• Data listing:
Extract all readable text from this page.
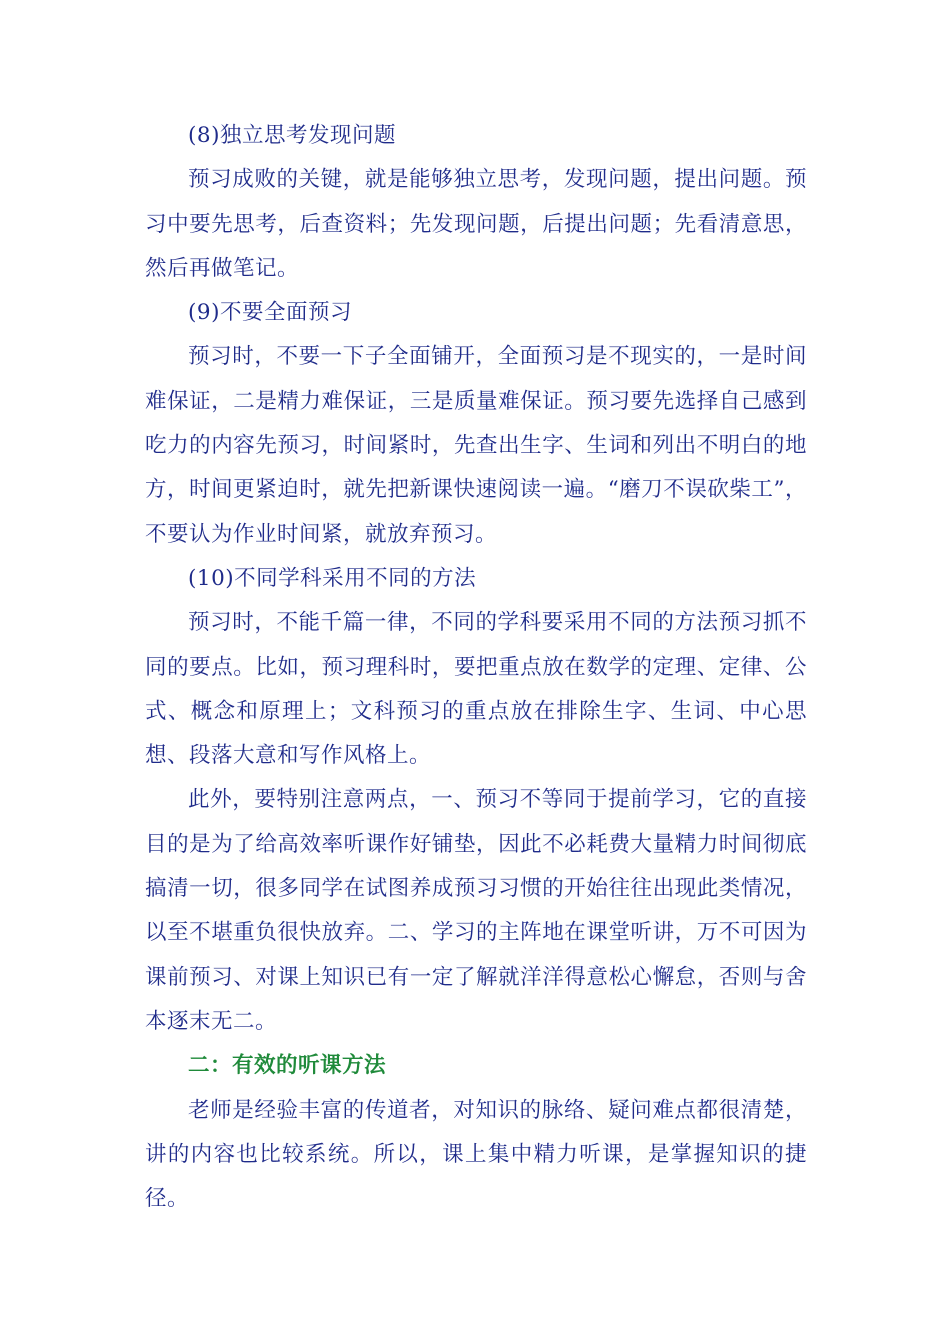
(8)独立思考发现问题

预习成败的关键，就是能够独立思考，发现问题，提出问题。预习中要先思考，后查资料；先发现问题，后提出问题；先看清意思，然后再做笔记。

(9)不要全面预习

预习时，不要一下子全面铺开，全面预习是不现实的，一是时间难保证，二是精力难保证，三是质量难保证。预习要先选择自己感到吃力的内容先预习，时间紧时，先查出生字、生词和列出不明白的地方，时间更紧迫时，就先把新课快速阅读一遍。“磨刀不误砍柴工”，不要认为作业时间紧，就放弃预习。

(10)不同学科采用不同的方法

预习时，不能千篇一律，不同的学科要采用不同的方法预习抓不同的要点。比如，预习理科时，要把重点放在数学的定理、定律、公式、概念和原理上；文科预习的重点放在排除生字、生词、中心思想、段落大意和写作风格上。

此外，要特别注意两点，一、预习不等同于提前学习，它的直接目的是为了给高效率听课作好铺垫，因此不必耗费大量精力时间彻底搞清一切，很多同学在试图养成预习习惯的开始往往出现此类情况，以至不堪重负很快放弃。二、学习的主阵地在课堂听讲，万不可因为课前预习、对课上知识已有一定了解就洋洋得意松心懈怠，否则与舍本逐末无二。

二：有效的听课方法

老师是经验丰富的传道者，对知识的脉络、疑问难点都很清楚，讲的内容也比较系统。所以，课上集中精力听课，是掌握知识的捷径。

• Exercise: Copy the entries above faithfully and omit every image.

• Finished exercise:
Extract all readable text from this page.
(8)独立思考发现问题

预习成败的关键，就是能够独立思考，发现问题，提出问题。预习中要先思考，后查资料；先发现问题，后提出问题；先看清意思，然后再做笔记。

(9)不要全面预习

预习时，不要一下子全面铺开，全面预习是不现实的，一是时间难保证，二是精力难保证，三是质量难保证。预习要先选择自己感到吃力的内容先预习，时间紧时，先查出生字、生词和列出不明白的地方，时间更紧迫时，就先把新课快速阅读一遍。“磨刀不误砍柴工”，不要认为作业时间紧，就放弃预习。

(10)不同学科采用不同的方法

预习时，不能千篇一律，不同的学科要采用不同的方法预习抓不同的要点。比如，预习理科时，要把重点放在数学的定理、定律、公式、概念和原理上；文科预习的重点放在排除生字、生词、中心思想、段落大意和写作风格上。

此外，要特别注意两点，一、预习不等同于提前学习，它的直接目的是为了给高效率听课作好铺垫，因此不必耗费大量精力时间彻底搞清一切，很多同学在试图养成预习习惯的开始往往出现此类情况，以至不堪重负很快放弃。二、学习的主阵地在课堂听讲，万不可因为课前预习、对课上知识已有一定了解就洋洋得意松心懈怠，否则与舍本逐末无二。

二：有效的听课方法

老师是经验丰富的传道者，对知识的脉络、疑问难点都很清楚，讲的内容也比较系统。所以，课上集中精力听课，是掌握知识的捷径。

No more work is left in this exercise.